Lines that include the word "icon" are the ones to copy.

**** RECORDS FOR THIS TASK ****

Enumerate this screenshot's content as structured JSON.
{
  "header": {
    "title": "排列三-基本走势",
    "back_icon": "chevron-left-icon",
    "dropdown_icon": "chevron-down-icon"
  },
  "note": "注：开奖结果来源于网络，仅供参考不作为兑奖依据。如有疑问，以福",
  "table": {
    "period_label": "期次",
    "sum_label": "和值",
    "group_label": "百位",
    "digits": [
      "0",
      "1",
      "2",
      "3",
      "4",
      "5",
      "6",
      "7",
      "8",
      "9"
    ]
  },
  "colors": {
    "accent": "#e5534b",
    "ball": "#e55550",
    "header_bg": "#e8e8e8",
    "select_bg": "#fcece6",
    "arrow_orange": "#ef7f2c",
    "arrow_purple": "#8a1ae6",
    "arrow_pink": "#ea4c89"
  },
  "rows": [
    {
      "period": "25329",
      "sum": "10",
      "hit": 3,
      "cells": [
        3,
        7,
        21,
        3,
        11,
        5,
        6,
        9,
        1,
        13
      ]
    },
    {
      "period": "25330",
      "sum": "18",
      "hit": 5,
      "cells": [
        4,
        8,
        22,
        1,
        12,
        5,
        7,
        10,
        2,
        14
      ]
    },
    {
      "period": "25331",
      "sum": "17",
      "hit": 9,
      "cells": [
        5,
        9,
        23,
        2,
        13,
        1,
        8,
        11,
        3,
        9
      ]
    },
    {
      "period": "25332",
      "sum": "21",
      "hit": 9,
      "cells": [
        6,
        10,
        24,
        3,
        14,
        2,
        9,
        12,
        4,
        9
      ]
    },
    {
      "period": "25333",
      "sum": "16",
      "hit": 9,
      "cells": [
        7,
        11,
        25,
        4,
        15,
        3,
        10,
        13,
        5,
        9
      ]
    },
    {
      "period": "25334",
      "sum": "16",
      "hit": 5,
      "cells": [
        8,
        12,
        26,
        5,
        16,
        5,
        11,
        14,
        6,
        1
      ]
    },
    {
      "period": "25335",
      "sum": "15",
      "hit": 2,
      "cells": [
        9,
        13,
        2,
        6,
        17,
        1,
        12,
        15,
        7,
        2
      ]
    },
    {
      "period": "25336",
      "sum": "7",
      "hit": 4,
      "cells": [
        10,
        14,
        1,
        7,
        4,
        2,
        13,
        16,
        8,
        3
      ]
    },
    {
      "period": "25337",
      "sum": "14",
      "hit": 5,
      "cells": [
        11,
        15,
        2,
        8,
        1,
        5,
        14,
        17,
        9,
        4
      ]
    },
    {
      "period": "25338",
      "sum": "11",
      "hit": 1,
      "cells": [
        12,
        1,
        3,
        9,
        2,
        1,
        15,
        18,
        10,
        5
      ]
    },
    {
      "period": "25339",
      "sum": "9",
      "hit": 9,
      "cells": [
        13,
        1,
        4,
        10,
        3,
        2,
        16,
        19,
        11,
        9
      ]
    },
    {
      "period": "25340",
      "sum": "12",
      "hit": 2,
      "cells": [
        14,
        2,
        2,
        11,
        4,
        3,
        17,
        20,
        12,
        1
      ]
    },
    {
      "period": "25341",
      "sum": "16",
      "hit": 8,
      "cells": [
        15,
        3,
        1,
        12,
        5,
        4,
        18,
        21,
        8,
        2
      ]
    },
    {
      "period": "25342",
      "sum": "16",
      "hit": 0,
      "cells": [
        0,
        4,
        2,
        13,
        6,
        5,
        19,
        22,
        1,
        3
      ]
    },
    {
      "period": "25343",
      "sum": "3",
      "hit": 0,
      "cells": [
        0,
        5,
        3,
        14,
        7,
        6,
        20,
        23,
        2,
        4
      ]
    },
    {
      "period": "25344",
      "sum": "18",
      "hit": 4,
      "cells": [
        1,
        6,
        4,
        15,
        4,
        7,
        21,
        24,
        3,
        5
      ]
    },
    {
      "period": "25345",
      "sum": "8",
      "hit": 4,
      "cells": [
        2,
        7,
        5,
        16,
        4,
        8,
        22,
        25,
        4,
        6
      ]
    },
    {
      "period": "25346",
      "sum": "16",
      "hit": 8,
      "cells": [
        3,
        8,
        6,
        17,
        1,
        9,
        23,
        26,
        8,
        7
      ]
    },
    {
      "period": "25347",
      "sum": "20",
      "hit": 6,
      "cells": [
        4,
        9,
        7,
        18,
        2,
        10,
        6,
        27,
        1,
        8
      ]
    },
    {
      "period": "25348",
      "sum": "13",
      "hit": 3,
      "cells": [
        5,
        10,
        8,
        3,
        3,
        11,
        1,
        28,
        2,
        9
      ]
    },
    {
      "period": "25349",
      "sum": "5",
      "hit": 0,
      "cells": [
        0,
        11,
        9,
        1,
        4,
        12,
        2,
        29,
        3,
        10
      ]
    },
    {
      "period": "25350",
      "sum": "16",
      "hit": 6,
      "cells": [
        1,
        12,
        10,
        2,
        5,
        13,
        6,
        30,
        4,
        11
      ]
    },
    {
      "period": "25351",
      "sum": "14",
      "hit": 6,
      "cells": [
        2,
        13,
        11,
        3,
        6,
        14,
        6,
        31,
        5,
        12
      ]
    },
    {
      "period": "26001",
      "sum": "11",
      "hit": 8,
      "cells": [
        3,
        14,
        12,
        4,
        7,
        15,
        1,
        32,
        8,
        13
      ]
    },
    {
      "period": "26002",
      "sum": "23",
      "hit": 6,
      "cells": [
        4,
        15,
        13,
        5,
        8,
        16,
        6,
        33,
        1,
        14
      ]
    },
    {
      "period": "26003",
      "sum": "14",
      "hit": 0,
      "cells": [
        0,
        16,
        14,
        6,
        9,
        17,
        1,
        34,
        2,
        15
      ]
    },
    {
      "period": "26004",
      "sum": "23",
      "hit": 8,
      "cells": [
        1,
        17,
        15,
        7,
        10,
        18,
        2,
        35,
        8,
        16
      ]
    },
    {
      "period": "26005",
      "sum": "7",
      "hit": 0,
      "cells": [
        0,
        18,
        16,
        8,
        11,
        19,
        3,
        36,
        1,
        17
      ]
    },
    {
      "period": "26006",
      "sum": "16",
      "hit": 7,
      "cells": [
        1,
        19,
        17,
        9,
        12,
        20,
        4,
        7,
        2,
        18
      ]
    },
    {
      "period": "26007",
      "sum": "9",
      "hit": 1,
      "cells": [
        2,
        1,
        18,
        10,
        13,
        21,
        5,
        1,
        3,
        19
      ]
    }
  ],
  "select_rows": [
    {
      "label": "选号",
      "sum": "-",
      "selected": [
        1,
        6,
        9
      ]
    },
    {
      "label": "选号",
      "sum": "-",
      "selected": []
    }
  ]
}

****

● **REPLY**
    "back_icon": "chevron-left-icon",
    "dropdown_icon": "chevron-down-icon"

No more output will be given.